■ **BRIEF A**: In the PowerShell encoding thread, which encoding does the answer say to use to save files as ANSI?

+++ DOCUMENT PASSAGE

0

I'm trying to convert ANSI and UTF-8 BOM files to UTF-8 without BOM only. I have found a code that works to do that but in my files the word "président" from ANSI file, for exemple, is converted to "prxE9sident" or "pr?sident" (problem with accident é) in UTF8.

The script powershell code that I run in my parent folder:

$Utf8NoBomEncoding = New-Object System.Text.UTF8Encoding($False)
$source = "path"
$destination = "some_folder"

foreach ($i in Get-ChildItem -Recurse -Force) {
    if ($i.PSIsContainer) {
        continue
    }

    $path = $i.DirectoryName -replace $source, $destination
    $name = $i.Fullname -replace $source, $destination

    if ( !(Test-Path $path) ) {
        New-Item -Path $path -ItemType directory
    }

    $content = get-content $i.Fullname

    if ( $content -ne $null ) {

        [System.IO.File]::WriteAllLines($name, $content, $Utf8NoBomEncoding)
    } else {
        Write-Host "No content from: $i"   
    }
}

Any solution to keep accents well from ANSI and other files ?

Jax22
  • 3
  • 1
  • [`$Null` should be on the left hand side of the equality comparison](https://stackoverflow.com/a/60996703/1701026). If your file is closed with a newline, the last item in the `$Content` array is `$Null` which evaluates to [`$False`](https://learn.microsoft.com/powershell/module/microsoft.powershell.core/about/about_booleans) for `if ( $content -ne $null ) { ...` and therefore doesn't even update your file. – iRon Sep 15 '22 at 09:30
  • It works thank you ! Now I observe that my problem is only with UTF8 BOM files that should be converted to UTF8 without BOM (and no ANSI file), do you think there is any easy way to do that with this code ? Thank you – Jax22 Sep 15 '22 at 09:53
  • I think my last comment was actually incorrect. – iRon Sep 15 '22 at 11:38
  • Try: `[System.IO.File]::WriteAllLines($name, $content, ([System.Text.Encoding]::GetEncoding(1252)))` – iRon Sep 15 '22 at 14:30
  • It works perfectly !! Many thanks for your answers and reactivity. Have a nice day ! – Jax22 Sep 15 '22 at 14:37
  • If you use powershell 7, utf8nobom is the default format for set-content. – js2010 Sep 15 '22 at 20:43

1 Answers1

1

There are actually two PowerShell Gotchas in the condition:

if ( $content -ne $null ) { ...
  1. $Null should be on the left hand side of the equality comparison operator
  2. If your file is closed with a newline, the last item in the Get-Content results array is $Null

This might cause the concerned condition to unexpectedly evaluate to $False and therefore your script doesn't even update the required files.

Based on the additional comments, to save you files as ANSI, you should use the Windows-1252 encoding:

[System.IO.File]::WriteAllLines($name, $content, ([System.Text.Encoding]::GetEncoding(1252)))
iRon
  • 20,463
  • 10
  • 53
  • 79

++++++

■ **BRIEF B**: Rewrite the listing from its first line through the line containing "item3-number: ٣) bbox=[652, 648, 664, 662]", inclusive, with "component" replaced by "part" and everything else unchanged.

+++ SUPPLIED ENTRIES

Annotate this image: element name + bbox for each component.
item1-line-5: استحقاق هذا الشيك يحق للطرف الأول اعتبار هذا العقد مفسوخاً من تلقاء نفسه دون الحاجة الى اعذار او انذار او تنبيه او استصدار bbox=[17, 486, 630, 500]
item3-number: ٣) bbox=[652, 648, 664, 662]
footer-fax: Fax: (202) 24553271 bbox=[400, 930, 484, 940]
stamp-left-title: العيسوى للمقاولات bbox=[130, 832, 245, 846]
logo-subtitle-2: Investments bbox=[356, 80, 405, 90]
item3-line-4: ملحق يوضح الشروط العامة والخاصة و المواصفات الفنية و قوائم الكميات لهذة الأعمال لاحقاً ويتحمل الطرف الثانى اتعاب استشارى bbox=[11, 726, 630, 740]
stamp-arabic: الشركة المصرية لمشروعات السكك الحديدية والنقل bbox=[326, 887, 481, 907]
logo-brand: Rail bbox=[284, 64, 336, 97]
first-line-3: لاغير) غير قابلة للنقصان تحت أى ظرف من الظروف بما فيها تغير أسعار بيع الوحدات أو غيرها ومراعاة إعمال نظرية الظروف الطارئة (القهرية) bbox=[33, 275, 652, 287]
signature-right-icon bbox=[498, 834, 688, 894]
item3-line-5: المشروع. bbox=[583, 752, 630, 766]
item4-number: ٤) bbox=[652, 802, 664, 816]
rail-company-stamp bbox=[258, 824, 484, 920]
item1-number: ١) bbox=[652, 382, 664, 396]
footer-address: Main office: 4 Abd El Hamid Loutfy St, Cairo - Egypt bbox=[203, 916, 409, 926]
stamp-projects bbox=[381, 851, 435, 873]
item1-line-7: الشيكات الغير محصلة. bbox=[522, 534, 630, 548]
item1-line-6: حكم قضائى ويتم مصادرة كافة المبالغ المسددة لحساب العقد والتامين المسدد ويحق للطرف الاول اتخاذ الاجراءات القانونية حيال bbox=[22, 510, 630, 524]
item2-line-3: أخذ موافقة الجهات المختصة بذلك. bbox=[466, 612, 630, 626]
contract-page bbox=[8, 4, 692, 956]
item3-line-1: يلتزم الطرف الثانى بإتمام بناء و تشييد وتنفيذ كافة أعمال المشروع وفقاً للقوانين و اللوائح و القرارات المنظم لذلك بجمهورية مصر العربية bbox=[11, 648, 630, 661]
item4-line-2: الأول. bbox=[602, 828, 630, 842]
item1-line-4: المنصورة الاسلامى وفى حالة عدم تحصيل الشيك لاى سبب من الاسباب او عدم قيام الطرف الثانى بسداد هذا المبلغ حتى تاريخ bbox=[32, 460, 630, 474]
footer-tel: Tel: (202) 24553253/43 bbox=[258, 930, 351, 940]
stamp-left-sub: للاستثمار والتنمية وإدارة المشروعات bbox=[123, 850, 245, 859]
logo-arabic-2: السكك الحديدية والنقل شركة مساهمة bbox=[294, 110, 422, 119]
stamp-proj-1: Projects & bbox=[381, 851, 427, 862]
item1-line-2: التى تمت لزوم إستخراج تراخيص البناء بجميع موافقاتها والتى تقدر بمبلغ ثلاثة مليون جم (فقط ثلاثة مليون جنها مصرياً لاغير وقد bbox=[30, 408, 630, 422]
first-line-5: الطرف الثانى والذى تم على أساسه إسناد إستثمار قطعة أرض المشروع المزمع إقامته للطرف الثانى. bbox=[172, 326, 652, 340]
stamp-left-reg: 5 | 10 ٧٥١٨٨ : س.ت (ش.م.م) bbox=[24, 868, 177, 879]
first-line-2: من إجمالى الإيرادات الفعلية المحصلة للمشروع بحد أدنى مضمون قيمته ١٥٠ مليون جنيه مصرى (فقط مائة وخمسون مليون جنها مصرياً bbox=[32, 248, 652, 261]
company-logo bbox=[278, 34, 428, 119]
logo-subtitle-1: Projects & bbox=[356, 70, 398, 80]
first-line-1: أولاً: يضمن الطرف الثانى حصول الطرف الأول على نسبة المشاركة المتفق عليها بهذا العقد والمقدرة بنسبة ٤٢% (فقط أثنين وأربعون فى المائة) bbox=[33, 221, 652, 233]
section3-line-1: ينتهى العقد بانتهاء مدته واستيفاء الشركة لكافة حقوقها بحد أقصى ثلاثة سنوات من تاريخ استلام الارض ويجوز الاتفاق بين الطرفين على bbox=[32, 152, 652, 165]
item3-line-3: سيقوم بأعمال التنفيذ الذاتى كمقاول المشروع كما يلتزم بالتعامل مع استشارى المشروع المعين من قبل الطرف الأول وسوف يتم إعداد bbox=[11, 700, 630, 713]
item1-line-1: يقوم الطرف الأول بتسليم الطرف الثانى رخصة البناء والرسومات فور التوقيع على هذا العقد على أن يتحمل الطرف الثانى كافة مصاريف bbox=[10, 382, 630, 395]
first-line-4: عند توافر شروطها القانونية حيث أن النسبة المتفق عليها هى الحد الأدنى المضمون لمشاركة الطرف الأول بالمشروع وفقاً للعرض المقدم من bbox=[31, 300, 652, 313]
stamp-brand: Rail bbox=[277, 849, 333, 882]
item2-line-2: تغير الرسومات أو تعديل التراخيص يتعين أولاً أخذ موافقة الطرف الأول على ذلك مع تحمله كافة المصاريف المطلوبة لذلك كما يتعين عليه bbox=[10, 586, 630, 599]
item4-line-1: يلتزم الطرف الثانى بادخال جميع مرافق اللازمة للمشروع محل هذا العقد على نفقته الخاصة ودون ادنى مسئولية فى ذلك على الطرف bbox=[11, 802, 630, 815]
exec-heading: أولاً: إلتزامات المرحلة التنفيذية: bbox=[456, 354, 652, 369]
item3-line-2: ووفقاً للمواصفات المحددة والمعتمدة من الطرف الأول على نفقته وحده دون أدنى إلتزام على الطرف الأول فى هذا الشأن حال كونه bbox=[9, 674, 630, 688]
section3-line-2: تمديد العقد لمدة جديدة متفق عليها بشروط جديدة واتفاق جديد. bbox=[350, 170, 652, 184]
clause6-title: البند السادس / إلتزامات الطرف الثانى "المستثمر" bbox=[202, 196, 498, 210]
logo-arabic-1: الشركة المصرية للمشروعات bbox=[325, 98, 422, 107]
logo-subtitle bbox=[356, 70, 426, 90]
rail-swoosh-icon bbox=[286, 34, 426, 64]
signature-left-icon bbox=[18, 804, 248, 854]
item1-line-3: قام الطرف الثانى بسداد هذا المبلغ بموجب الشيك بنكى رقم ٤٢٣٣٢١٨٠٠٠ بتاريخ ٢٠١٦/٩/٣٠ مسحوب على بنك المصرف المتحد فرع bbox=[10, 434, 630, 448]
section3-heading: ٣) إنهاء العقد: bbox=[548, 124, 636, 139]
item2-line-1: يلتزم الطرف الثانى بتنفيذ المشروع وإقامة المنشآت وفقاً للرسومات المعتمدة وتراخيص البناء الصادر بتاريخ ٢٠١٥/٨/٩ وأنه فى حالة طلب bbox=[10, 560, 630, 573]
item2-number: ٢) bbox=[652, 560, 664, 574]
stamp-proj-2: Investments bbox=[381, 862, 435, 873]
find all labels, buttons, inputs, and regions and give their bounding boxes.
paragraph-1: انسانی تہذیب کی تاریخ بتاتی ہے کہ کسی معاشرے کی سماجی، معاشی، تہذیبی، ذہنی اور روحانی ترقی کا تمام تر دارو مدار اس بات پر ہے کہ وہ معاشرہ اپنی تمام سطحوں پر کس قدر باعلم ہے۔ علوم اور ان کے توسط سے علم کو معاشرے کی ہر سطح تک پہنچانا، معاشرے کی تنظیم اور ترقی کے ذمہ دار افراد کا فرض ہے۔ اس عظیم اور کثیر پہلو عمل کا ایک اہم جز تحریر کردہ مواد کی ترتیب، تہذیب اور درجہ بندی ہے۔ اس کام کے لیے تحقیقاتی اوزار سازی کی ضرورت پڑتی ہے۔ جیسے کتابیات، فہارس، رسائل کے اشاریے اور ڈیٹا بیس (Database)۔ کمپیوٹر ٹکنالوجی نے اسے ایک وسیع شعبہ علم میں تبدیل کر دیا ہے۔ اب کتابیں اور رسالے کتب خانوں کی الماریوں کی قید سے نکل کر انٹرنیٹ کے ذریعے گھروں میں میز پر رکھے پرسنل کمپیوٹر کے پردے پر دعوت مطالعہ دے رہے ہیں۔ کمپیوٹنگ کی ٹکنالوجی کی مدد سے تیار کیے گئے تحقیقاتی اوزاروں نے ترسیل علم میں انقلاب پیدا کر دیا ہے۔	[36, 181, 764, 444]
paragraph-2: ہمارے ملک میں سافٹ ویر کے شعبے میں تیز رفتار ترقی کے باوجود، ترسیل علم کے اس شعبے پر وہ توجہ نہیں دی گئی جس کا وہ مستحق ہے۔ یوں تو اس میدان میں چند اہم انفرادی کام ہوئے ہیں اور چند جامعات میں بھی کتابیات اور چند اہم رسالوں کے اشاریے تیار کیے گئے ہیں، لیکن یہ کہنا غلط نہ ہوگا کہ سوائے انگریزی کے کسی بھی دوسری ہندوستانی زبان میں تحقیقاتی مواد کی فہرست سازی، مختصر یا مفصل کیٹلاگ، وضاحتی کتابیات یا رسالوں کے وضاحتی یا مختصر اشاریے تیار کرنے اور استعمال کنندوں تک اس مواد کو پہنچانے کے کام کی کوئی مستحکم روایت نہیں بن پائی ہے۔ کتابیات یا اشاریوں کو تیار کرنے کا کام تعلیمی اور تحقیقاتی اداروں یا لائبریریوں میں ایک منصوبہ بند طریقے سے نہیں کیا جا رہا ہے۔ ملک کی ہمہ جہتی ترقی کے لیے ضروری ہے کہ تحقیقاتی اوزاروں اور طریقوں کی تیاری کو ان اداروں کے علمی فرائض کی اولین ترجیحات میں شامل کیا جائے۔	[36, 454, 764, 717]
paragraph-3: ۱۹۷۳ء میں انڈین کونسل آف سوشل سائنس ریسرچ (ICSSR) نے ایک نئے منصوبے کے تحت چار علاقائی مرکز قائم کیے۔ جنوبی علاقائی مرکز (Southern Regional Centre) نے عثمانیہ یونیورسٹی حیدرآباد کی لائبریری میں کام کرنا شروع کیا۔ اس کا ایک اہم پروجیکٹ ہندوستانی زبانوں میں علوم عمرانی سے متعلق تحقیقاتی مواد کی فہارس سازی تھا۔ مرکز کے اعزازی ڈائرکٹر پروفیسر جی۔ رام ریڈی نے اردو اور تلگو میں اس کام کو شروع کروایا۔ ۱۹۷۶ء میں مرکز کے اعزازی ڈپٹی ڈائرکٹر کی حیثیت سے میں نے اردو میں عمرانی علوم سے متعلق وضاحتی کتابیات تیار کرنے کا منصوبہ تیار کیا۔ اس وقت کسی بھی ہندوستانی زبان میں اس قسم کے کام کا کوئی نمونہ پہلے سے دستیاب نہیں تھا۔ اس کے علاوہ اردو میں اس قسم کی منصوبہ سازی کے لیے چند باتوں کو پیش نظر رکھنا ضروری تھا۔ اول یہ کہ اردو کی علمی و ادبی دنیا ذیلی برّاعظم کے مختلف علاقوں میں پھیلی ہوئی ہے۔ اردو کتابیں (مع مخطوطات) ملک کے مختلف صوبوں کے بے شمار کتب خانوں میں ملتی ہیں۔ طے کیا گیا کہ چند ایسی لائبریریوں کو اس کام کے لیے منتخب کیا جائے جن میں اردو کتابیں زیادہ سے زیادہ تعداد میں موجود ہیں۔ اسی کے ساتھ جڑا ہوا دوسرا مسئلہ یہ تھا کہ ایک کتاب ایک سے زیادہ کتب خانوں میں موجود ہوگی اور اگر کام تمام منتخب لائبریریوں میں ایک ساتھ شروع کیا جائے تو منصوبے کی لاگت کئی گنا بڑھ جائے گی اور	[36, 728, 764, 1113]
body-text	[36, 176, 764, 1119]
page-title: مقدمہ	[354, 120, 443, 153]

++++++

■ **FULL SOLUTION A**: Windows-1252.

■ **FULL SOLUTION B**:
Annotate this image: element name + bbox for each part.
item1-line-5: استحقاق هذا الشيك يحق للطرف الأول اعتبار هذا العقد مفسوخاً من تلقاء نفسه دون الحاجة الى اعذار او انذار او تنبيه او استصدار bbox=[17, 486, 630, 500]
item3-number: ٣) bbox=[652, 648, 664, 662]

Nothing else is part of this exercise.